• [Task] Copy out the data exactly, leaving the pictures behind.

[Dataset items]

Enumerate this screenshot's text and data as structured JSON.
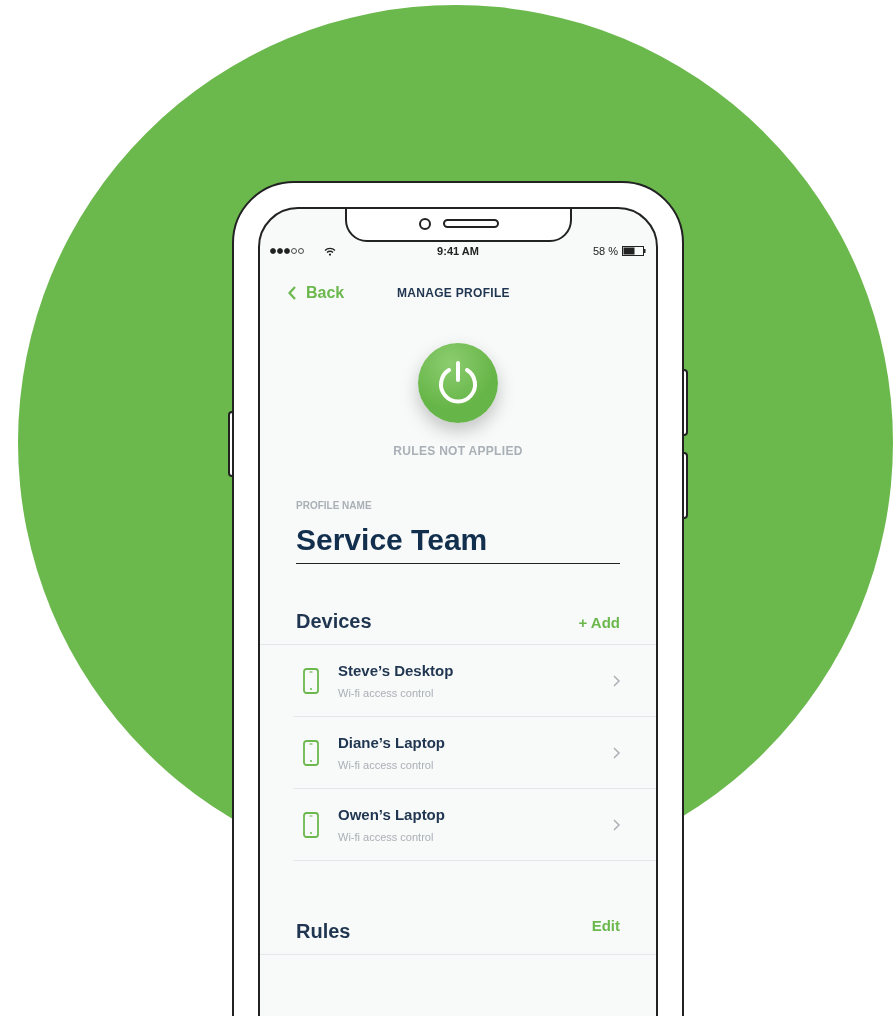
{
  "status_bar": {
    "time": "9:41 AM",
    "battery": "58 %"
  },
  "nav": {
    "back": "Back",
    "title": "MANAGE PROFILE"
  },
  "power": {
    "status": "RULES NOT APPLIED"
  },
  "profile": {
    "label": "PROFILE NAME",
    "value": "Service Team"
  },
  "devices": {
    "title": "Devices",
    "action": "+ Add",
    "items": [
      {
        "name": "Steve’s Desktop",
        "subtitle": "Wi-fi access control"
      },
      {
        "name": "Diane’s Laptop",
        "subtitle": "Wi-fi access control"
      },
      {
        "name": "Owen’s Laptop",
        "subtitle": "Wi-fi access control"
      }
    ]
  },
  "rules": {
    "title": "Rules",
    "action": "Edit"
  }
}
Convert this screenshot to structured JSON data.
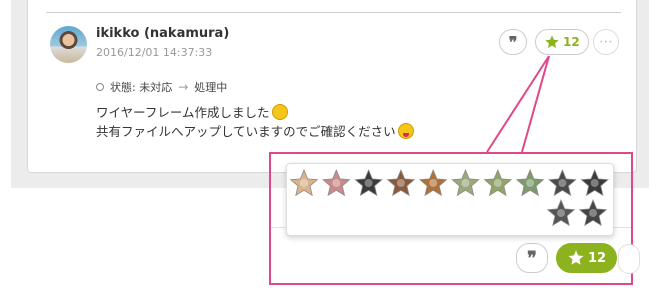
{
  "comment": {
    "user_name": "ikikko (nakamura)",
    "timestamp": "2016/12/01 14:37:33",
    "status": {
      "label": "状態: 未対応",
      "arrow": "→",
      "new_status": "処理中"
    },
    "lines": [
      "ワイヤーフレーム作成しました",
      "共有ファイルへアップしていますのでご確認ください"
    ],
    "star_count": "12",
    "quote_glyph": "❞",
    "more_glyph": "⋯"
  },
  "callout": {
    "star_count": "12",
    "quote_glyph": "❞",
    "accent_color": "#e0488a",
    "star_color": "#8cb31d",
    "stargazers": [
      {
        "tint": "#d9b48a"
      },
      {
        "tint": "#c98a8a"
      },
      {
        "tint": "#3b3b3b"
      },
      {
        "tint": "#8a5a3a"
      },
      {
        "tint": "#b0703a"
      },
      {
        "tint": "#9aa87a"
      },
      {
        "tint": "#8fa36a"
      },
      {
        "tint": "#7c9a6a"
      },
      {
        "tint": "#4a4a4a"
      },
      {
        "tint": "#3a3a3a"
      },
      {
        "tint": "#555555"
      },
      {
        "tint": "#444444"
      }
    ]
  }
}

• [Task response]
Enumerate this screenshot's text and data as structured JSON.
{
  "status_bar": {
    "time": "9:41 AM",
    "battery": "58 %"
  },
  "nav": {
    "back": "Back",
    "title": "MANAGE PROFILE"
  },
  "power": {
    "status": "RULES NOT APPLIED"
  },
  "profile": {
    "label": "PROFILE NAME",
    "value": "Service Team"
  },
  "devices": {
    "title": "Devices",
    "action": "+ Add",
    "items": [
      {
        "name": "Steve’s Desktop",
        "subtitle": "Wi-fi access control"
      },
      {
        "name": "Diane’s Laptop",
        "subtitle": "Wi-fi access control"
      },
      {
        "name": "Owen’s Laptop",
        "subtitle": "Wi-fi access control"
      }
    ]
  },
  "rules": {
    "title": "Rules",
    "action": "Edit"
  }
}
Convert this screenshot to structured JSON data.
{
  "comment": {
    "user_name": "ikikko (nakamura)",
    "timestamp": "2016/12/01 14:37:33",
    "status": {
      "label": "状態: 未対応",
      "arrow": "→",
      "new_status": "処理中"
    },
    "lines": [
      "ワイヤーフレーム作成しました",
      "共有ファイルへアップしていますのでご確認ください"
    ],
    "star_count": "12",
    "quote_glyph": "❞",
    "more_glyph": "⋯"
  },
  "callout": {
    "star_count": "12",
    "quote_glyph": "❞",
    "accent_color": "#e0488a",
    "star_color": "#8cb31d",
    "stargazers": [
      {
        "tint": "#d9b48a"
      },
      {
        "tint": "#c98a8a"
      },
      {
        "tint": "#3b3b3b"
      },
      {
        "tint": "#8a5a3a"
      },
      {
        "tint": "#b0703a"
      },
      {
        "tint": "#9aa87a"
      },
      {
        "tint": "#8fa36a"
      },
      {
        "tint": "#7c9a6a"
      },
      {
        "tint": "#4a4a4a"
      },
      {
        "tint": "#3a3a3a"
      },
      {
        "tint": "#555555"
      },
      {
        "tint": "#444444"
      }
    ]
  }
}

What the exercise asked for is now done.